▶ _What this task involves_
Give the number of lines that contain the string "temperatures", and nothing else.

Rows from a figure dataset:
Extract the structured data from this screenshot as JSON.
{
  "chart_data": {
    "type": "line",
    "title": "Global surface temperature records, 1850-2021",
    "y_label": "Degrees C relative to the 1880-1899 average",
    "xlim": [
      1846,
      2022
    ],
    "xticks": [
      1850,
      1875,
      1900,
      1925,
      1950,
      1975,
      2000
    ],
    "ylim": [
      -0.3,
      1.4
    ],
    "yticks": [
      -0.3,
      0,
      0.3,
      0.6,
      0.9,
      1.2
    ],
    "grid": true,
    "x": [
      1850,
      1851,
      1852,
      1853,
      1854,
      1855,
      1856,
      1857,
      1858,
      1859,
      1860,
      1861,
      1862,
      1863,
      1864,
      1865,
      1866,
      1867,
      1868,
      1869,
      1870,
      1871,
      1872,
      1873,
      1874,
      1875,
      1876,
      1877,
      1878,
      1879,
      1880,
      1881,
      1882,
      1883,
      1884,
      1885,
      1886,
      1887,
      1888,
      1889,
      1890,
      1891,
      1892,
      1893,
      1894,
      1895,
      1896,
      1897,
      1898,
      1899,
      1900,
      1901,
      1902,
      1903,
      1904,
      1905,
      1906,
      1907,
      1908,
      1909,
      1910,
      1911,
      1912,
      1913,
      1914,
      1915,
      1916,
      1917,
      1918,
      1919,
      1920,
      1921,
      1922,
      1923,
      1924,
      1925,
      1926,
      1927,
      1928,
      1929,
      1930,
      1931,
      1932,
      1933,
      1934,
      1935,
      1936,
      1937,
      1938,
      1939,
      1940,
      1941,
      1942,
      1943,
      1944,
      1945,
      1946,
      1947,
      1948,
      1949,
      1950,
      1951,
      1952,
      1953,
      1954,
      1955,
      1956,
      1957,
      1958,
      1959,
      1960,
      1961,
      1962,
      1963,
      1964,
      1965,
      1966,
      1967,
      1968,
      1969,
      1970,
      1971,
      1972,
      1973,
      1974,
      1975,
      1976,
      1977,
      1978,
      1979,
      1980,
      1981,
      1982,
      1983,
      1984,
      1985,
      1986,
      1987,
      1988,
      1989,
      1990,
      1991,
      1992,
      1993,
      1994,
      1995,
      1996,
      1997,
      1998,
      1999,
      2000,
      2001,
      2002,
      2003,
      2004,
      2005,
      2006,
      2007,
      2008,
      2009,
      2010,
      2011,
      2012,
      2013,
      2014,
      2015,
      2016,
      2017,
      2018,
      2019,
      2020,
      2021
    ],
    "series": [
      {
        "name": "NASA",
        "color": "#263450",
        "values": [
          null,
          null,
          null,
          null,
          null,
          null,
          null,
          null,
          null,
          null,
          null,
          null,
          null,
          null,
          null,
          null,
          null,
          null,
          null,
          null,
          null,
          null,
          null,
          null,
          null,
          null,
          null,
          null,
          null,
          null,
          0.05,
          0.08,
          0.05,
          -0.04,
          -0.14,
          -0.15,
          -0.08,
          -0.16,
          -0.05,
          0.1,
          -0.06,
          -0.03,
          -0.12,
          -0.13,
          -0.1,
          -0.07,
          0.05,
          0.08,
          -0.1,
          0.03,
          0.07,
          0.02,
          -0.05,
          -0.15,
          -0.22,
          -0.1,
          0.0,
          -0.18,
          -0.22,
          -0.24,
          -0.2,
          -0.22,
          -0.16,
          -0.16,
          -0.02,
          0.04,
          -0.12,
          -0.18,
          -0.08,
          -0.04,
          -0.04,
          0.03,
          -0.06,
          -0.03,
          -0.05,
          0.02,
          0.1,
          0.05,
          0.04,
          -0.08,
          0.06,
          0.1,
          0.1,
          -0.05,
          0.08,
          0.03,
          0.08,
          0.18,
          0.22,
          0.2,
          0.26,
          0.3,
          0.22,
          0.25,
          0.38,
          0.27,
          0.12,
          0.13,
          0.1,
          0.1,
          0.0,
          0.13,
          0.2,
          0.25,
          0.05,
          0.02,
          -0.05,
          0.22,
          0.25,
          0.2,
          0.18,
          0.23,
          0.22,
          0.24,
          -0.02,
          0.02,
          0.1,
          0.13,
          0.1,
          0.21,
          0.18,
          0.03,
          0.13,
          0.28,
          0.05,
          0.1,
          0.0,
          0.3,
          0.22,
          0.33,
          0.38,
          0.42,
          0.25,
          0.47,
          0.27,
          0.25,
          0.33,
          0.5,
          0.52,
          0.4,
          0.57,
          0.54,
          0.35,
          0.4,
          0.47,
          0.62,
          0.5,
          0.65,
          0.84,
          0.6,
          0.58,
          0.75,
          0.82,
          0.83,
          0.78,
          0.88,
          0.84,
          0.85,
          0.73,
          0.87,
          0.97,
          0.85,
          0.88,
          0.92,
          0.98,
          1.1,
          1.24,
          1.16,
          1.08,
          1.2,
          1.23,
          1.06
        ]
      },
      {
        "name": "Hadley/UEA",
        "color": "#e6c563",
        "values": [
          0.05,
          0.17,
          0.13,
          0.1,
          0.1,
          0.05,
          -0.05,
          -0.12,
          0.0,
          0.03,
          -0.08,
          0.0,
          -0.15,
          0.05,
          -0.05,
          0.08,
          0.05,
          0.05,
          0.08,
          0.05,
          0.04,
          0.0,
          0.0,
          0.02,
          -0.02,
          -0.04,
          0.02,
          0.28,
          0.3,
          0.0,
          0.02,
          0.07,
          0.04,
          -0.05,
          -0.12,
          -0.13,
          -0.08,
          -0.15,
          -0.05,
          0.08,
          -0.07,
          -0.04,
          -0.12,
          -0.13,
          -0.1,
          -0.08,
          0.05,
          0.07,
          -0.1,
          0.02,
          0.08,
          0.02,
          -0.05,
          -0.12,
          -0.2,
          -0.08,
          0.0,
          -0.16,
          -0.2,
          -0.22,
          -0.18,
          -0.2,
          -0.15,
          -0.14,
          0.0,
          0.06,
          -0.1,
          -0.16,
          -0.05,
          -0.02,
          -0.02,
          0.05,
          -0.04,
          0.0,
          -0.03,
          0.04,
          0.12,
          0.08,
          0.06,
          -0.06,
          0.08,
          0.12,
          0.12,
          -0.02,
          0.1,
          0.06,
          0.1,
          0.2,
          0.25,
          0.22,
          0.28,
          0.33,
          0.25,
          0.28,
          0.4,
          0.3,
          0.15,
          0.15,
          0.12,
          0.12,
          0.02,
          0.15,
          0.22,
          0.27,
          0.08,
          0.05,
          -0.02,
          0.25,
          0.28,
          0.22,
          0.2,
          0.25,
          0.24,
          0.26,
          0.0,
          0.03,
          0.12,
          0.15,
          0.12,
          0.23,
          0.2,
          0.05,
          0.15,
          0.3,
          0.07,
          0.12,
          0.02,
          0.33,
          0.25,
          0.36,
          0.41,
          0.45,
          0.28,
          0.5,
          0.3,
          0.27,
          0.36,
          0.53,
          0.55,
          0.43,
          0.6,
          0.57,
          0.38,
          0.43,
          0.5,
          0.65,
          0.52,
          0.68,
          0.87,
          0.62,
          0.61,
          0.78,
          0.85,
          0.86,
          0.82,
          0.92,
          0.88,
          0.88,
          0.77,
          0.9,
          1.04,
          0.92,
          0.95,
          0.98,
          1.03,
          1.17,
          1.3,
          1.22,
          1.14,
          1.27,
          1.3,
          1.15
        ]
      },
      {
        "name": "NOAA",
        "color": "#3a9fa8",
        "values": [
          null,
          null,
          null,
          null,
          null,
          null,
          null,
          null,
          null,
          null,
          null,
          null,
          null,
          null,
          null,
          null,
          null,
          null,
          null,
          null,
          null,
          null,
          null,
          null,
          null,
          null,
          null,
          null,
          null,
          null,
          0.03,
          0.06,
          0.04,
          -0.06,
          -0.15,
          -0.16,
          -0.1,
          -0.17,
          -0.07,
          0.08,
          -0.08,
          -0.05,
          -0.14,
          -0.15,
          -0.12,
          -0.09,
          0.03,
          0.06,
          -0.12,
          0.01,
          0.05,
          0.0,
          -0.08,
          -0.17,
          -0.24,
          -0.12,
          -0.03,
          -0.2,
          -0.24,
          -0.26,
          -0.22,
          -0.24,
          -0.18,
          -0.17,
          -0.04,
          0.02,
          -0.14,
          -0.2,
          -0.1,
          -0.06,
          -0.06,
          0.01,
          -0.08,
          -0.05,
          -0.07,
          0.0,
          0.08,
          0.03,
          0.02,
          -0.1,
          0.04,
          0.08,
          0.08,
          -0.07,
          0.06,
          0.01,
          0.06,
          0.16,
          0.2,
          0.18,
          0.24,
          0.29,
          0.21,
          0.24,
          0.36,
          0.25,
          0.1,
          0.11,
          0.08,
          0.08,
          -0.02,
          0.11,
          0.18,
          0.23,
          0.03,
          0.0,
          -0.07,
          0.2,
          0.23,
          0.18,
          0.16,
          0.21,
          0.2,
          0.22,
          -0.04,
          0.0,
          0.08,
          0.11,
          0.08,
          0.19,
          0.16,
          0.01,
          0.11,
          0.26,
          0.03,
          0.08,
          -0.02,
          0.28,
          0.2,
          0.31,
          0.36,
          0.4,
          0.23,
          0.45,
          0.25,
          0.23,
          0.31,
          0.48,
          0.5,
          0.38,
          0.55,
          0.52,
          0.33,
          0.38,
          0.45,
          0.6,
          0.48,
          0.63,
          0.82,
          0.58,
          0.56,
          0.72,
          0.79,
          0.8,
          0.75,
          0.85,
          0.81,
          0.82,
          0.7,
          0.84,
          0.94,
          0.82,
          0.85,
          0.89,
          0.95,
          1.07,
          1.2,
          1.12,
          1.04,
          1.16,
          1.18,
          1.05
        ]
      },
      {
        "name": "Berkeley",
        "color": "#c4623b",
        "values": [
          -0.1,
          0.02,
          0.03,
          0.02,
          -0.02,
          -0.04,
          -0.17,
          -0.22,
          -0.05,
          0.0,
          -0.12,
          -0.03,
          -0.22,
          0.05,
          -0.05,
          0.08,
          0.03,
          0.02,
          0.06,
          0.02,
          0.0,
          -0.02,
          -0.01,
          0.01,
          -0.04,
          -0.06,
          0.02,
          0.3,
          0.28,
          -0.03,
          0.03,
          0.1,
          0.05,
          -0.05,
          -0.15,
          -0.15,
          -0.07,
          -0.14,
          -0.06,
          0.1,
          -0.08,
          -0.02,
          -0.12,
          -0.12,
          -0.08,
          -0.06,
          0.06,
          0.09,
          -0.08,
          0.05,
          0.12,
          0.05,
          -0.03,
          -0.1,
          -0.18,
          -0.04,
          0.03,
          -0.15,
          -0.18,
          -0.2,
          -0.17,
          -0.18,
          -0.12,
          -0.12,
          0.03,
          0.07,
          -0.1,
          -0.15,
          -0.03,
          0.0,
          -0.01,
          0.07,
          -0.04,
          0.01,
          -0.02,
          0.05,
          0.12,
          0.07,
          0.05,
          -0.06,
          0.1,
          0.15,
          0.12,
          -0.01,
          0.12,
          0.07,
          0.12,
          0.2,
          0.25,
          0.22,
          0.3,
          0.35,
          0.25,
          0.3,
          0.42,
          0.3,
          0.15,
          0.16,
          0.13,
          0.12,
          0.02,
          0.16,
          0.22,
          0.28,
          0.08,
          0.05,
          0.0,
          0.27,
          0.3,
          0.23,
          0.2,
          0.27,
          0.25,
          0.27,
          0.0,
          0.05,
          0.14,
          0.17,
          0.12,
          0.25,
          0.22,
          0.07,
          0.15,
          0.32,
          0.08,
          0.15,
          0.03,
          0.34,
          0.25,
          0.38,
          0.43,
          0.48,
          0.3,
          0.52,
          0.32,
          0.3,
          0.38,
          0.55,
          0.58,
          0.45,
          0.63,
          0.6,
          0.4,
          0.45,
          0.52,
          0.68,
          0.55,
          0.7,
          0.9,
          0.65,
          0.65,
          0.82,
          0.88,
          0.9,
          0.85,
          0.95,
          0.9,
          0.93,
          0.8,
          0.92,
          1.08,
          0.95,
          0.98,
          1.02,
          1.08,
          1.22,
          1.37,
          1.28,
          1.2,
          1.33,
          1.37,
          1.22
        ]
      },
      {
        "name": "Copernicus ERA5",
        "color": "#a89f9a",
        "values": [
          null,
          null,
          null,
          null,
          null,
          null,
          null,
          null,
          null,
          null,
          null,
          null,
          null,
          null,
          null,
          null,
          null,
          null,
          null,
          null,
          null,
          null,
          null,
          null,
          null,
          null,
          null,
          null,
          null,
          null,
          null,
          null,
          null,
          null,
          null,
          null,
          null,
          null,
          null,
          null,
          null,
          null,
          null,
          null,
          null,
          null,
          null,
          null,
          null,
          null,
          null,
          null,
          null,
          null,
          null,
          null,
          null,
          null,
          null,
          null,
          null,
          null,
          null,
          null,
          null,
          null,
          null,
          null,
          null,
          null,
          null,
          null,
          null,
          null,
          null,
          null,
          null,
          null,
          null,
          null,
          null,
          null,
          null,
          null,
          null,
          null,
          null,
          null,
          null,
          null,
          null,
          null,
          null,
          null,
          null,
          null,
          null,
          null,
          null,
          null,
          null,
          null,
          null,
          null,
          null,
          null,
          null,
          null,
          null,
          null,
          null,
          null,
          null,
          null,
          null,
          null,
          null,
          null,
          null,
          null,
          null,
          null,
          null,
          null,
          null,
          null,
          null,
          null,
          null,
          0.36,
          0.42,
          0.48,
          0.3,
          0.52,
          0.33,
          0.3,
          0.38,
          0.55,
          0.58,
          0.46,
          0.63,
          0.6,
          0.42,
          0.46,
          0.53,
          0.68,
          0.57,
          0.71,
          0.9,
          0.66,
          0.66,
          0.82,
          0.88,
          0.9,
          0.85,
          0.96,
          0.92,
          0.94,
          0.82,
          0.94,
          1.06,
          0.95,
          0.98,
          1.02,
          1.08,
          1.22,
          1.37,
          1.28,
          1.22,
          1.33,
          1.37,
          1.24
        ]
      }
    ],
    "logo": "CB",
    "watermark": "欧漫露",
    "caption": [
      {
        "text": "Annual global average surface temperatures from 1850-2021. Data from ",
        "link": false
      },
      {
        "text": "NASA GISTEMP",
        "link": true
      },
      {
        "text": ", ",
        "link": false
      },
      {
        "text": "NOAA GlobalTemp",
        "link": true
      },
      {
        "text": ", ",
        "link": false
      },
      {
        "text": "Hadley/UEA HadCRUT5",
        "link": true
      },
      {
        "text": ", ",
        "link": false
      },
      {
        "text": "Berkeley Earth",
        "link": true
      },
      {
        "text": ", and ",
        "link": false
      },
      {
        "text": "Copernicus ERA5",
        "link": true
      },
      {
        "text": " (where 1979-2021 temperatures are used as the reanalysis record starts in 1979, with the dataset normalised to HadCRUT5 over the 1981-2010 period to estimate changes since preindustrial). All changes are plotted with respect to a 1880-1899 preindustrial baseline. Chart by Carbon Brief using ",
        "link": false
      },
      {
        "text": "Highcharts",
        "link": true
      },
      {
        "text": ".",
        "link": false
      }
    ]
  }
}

▶ _Response to this task_
2